■ Given exercise ■
Scan the data beneath this task and copy each line that includes "July".

------------------------------------------------

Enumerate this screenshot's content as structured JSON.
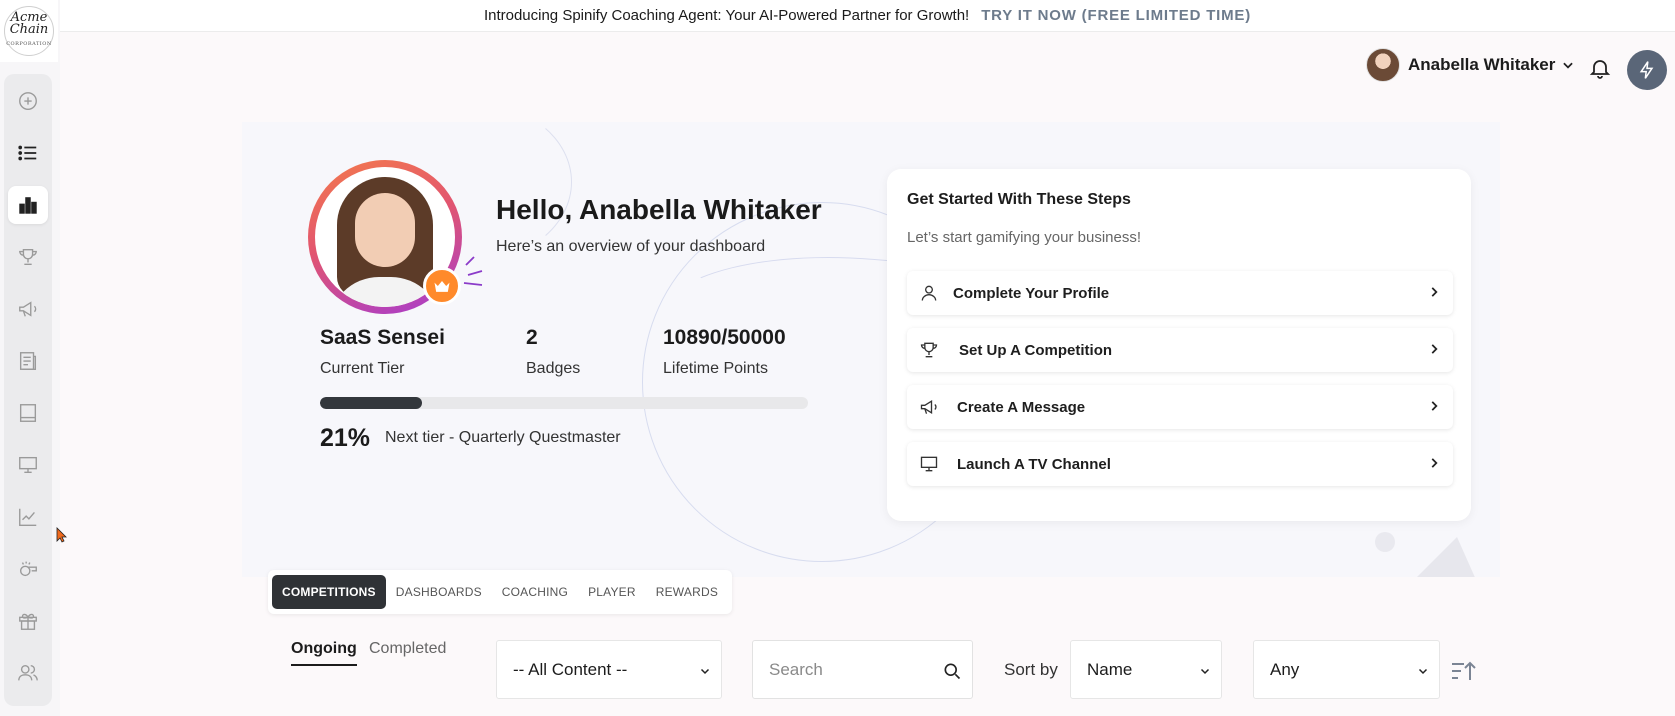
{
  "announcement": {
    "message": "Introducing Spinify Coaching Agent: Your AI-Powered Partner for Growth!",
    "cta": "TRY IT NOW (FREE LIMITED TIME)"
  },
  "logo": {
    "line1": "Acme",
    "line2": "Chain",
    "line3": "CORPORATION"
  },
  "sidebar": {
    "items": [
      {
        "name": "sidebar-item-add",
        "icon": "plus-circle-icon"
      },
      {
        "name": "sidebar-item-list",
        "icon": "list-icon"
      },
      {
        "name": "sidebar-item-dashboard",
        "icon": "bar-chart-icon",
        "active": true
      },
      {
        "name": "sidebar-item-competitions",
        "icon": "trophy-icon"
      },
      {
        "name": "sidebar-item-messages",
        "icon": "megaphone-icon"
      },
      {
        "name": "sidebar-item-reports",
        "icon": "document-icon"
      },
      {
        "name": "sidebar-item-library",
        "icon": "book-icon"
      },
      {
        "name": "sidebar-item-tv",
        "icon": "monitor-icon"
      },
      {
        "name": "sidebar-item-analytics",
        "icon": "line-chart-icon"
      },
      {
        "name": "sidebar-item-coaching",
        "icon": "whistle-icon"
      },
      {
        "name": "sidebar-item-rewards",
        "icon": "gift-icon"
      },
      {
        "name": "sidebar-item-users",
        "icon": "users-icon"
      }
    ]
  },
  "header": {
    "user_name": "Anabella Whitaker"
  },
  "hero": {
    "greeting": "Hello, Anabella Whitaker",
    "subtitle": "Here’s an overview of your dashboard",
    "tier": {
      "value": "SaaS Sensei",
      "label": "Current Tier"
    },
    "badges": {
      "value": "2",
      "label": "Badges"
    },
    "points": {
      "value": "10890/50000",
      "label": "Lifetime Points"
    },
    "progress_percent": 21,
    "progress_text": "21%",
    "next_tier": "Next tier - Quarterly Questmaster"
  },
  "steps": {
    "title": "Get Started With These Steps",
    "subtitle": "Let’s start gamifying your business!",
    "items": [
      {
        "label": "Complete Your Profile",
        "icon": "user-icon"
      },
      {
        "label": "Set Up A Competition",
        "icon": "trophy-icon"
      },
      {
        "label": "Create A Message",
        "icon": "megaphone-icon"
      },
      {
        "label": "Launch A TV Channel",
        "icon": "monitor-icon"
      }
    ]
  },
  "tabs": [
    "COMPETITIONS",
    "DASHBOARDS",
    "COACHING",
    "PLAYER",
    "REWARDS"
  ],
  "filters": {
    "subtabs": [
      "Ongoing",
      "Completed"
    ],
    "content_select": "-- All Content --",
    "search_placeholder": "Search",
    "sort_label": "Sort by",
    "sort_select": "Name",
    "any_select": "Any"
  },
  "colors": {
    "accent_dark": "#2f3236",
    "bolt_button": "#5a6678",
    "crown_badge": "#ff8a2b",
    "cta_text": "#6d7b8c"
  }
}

------------------------------------------------

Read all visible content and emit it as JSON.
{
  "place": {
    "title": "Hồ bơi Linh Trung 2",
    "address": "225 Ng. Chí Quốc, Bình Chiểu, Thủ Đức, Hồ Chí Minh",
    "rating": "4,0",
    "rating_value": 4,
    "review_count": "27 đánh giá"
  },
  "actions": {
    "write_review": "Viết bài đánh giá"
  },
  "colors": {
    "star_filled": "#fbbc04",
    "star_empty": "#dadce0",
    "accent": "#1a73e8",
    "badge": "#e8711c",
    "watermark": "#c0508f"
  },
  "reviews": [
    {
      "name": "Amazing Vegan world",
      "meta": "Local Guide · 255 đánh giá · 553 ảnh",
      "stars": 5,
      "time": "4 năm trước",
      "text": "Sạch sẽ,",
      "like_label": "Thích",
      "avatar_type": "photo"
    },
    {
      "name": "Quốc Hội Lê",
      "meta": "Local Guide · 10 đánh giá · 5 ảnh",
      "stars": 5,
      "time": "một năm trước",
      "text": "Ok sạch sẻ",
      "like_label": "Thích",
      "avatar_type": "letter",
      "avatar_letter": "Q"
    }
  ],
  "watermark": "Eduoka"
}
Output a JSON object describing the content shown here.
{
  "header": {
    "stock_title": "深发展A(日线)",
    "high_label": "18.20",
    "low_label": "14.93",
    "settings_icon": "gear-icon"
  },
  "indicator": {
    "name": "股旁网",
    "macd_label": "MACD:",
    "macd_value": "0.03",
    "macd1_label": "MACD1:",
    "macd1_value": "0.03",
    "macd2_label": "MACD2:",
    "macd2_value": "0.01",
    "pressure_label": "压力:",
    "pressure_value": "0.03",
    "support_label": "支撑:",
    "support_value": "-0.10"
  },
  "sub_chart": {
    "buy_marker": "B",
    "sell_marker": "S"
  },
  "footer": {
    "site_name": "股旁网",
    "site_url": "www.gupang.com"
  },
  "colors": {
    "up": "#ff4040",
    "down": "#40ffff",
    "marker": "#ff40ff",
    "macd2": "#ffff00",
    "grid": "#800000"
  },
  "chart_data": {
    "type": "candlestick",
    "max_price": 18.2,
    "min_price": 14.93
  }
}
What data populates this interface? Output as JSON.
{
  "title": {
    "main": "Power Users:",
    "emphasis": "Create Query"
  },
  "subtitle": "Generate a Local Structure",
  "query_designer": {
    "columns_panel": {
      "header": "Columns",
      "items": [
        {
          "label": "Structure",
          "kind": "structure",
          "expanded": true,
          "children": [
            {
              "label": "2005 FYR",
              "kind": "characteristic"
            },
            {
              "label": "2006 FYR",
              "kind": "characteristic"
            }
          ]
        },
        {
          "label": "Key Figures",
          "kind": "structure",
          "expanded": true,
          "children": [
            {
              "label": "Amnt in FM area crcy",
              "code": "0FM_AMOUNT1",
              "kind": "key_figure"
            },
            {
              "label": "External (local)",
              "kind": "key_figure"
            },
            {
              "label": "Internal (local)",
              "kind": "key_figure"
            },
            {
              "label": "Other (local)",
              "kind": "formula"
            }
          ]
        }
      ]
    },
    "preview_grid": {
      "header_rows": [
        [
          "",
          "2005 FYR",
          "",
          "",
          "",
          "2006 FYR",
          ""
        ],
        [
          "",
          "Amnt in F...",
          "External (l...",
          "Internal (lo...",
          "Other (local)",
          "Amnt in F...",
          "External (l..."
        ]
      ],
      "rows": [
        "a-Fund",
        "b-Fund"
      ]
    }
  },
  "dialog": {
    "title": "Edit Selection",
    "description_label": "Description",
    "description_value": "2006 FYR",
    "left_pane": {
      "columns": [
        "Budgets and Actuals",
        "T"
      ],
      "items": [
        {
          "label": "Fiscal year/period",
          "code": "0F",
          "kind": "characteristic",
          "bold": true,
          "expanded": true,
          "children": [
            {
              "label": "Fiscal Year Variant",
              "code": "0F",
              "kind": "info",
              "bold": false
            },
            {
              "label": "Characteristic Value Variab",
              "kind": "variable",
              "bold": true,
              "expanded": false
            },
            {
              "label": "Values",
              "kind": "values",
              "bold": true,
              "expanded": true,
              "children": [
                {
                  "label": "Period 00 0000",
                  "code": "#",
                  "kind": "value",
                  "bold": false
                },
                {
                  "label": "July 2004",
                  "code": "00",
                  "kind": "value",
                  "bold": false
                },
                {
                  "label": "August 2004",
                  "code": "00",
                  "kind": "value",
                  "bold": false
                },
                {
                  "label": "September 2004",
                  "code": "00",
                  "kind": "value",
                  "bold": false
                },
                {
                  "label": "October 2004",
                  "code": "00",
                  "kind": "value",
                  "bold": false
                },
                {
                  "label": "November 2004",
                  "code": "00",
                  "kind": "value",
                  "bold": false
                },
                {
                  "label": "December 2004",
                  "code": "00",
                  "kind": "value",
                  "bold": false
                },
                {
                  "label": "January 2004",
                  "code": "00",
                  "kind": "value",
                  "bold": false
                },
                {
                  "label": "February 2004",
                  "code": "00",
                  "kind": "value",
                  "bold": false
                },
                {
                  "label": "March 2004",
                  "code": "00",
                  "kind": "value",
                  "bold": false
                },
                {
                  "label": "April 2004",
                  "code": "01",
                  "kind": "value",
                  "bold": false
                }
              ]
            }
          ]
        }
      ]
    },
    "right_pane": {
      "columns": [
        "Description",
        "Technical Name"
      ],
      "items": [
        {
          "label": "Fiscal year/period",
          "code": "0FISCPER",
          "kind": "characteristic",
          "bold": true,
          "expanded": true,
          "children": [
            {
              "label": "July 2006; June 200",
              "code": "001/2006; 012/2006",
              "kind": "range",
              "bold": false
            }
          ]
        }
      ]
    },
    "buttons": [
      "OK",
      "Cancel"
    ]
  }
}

------------------------------------------------

■ The result ■
                  "label": "July 2004",
              "label": "July 2006; June 200",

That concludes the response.